— Task description —
Rewrite the entries below, changing "clause-label" to "item-marker" wherever it occurs and leaving everything else the same.

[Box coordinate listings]
┄┄┄┄┄┄┄┄┄┄
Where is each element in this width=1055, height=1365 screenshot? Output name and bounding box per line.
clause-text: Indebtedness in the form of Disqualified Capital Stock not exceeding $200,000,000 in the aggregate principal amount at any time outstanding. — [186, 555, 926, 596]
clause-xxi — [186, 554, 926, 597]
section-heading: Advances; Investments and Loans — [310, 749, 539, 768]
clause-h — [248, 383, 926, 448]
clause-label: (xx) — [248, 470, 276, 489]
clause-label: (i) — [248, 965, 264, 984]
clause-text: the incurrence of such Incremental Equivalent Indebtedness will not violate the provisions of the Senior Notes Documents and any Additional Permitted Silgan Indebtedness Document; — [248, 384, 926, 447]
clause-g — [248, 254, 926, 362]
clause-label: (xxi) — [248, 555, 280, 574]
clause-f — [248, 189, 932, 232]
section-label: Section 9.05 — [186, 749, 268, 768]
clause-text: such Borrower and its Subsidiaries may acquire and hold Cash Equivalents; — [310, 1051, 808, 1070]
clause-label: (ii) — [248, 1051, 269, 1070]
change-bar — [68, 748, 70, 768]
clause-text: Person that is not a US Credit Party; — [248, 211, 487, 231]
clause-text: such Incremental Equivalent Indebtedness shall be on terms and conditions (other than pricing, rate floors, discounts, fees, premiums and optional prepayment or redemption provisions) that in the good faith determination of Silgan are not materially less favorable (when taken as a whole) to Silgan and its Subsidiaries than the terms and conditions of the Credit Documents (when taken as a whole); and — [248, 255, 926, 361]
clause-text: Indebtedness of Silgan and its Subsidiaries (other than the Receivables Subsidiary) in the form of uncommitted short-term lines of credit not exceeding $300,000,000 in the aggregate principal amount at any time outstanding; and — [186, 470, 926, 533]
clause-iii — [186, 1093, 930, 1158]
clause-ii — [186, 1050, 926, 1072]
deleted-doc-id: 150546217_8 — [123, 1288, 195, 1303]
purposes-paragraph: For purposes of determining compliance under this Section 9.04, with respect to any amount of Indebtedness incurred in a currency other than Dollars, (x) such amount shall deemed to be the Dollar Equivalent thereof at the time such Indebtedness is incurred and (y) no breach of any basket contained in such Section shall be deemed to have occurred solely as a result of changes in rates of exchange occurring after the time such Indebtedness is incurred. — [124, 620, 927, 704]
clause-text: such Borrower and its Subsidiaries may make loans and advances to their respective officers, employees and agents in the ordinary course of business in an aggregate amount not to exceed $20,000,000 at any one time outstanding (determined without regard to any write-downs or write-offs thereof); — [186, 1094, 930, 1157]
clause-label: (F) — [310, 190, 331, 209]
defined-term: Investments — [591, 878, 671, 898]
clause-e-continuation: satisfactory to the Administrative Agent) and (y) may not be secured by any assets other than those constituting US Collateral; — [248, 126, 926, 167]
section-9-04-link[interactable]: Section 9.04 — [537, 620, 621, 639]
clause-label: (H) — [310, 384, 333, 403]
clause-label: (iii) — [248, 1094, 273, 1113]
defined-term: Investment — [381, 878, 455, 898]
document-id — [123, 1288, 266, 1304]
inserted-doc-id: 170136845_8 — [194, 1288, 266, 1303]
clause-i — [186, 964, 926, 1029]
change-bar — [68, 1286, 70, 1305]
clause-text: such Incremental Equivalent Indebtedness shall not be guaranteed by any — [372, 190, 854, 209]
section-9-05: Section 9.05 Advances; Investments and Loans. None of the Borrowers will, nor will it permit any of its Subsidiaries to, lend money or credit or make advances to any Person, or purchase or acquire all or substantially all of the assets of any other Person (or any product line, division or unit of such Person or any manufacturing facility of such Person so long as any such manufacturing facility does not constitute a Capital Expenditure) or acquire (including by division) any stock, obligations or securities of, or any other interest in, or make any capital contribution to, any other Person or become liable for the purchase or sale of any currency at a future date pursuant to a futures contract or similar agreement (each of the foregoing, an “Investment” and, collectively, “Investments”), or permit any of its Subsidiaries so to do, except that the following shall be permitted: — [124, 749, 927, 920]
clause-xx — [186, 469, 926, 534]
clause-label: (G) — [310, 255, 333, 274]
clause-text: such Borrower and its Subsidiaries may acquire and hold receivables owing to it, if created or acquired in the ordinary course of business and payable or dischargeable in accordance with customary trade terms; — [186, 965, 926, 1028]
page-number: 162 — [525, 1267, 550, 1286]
┄┄┄┄┄┄┄┄┄┄
— Worked solution —
Where is each element in this width=1055, height=1365 screenshot? Output name and bounding box per line.
clause-text: Indebtedness in the form of Disqualified Capital Stock not exceeding $200,000,000 in the aggregate principal amount at any time outstanding. — [186, 555, 926, 596]
clause-xxi — [186, 554, 926, 597]
section-heading: Advances; Investments and Loans — [310, 749, 539, 768]
clause-h — [248, 383, 926, 448]
item-marker: (xx) — [248, 470, 276, 489]
item-marker: (i) — [248, 965, 264, 984]
clause-text: the incurrence of such Incremental Equivalent Indebtedness will not violate the provisions of the Senior Notes Documents and any Additional Permitted Silgan Indebtedness Document; — [248, 384, 926, 447]
clause-g — [248, 254, 926, 362]
item-marker: (xxi) — [248, 555, 280, 574]
clause-f — [248, 189, 932, 232]
section-label: Section 9.05 — [186, 749, 268, 768]
clause-text: such Borrower and its Subsidiaries may acquire and hold Cash Equivalents; — [310, 1051, 808, 1070]
item-marker: (ii) — [248, 1051, 269, 1070]
change-bar — [68, 748, 70, 768]
clause-text: Person that is not a US Credit Party; — [248, 211, 487, 231]
clause-text: such Incremental Equivalent Indebtedness shall be on terms and conditions (other than pricing, rate floors, discounts, fees, premiums and optional prepayment or redemption provisions) that in the good faith determination of Silgan are not materially less favorable (when taken as a whole) to Silgan and its Subsidiaries than the terms and conditions of the Credit Documents (when taken as a whole); and — [248, 255, 926, 361]
clause-text: Indebtedness of Silgan and its Subsidiaries (other than the Receivables Subsidiary) in the form of uncommitted short-term lines of credit not exceeding $300,000,000 in the aggregate principal amount at any time outstanding; and — [186, 470, 926, 533]
clause-iii — [186, 1093, 930, 1158]
clause-ii — [186, 1050, 926, 1072]
deleted-doc-id: 150546217_8 — [123, 1288, 195, 1303]
purposes-paragraph: For purposes of determining compliance under this Section 9.04, with respect to any amount of Indebtedness incurred in a currency other than Dollars, (x) such amount shall deemed to be the Dollar Equivalent thereof at the time such Indebtedness is incurred and (y) no breach of any basket contained in such Section shall be deemed to have occurred solely as a result of changes in rates of exchange occurring after the time such Indebtedness is incurred. — [124, 620, 927, 704]
clause-text: such Borrower and its Subsidiaries may make loans and advances to their respective officers, employees and agents in the ordinary course of business in an aggregate amount not to exceed $20,000,000 at any one time outstanding (determined without regard to any write-downs or write-offs thereof); — [186, 1094, 930, 1157]
item-marker: (F) — [310, 190, 331, 209]
defined-term: Investments — [591, 878, 671, 898]
clause-e-continuation: satisfactory to the Administrative Agent) and (y) may not be secured by any assets other than those constituting US Collateral; — [248, 126, 926, 167]
section-9-04-link[interactable]: Section 9.04 — [537, 620, 621, 639]
item-marker: (H) — [310, 384, 333, 403]
item-marker: (iii) — [248, 1094, 273, 1113]
defined-term: Investment — [381, 878, 455, 898]
document-id — [123, 1288, 266, 1304]
inserted-doc-id: 170136845_8 — [194, 1288, 266, 1303]
clause-i — [186, 964, 926, 1029]
change-bar — [68, 1286, 70, 1305]
clause-text: such Incremental Equivalent Indebtedness shall not be guaranteed by any — [372, 190, 854, 209]
section-9-05: Section 9.05 Advances; Investments and Loans. None of the Borrowers will, nor will it permit any of its Subsidiaries to, lend money or credit or make advances to any Person, or purchase or acquire all or substantially all of the assets of any other Person (or any product line, division or unit of such Person or any manufacturing facility of such Person so long as any such manufacturing facility does not constitute a Capital Expenditure) or acquire (including by division) any stock, obligations or securities of, or any other interest in, or make any capital contribution to, any other Person or become liable for the purchase or sale of any currency at a future date pursuant to a futures contract or similar agreement (each of the foregoing, an “Investment” and, collectively, “Investments”), or permit any of its Subsidiaries so to do, except that the following shall be permitted: — [124, 749, 927, 920]
clause-xx — [186, 469, 926, 534]
item-marker: (G) — [310, 255, 333, 274]
clause-text: such Borrower and its Subsidiaries may acquire and hold receivables owing to it, if created or acquired in the ordinary course of business and payable or dischargeable in accordance with customary trade terms; — [186, 965, 926, 1028]
page-number: 162 — [525, 1267, 550, 1286]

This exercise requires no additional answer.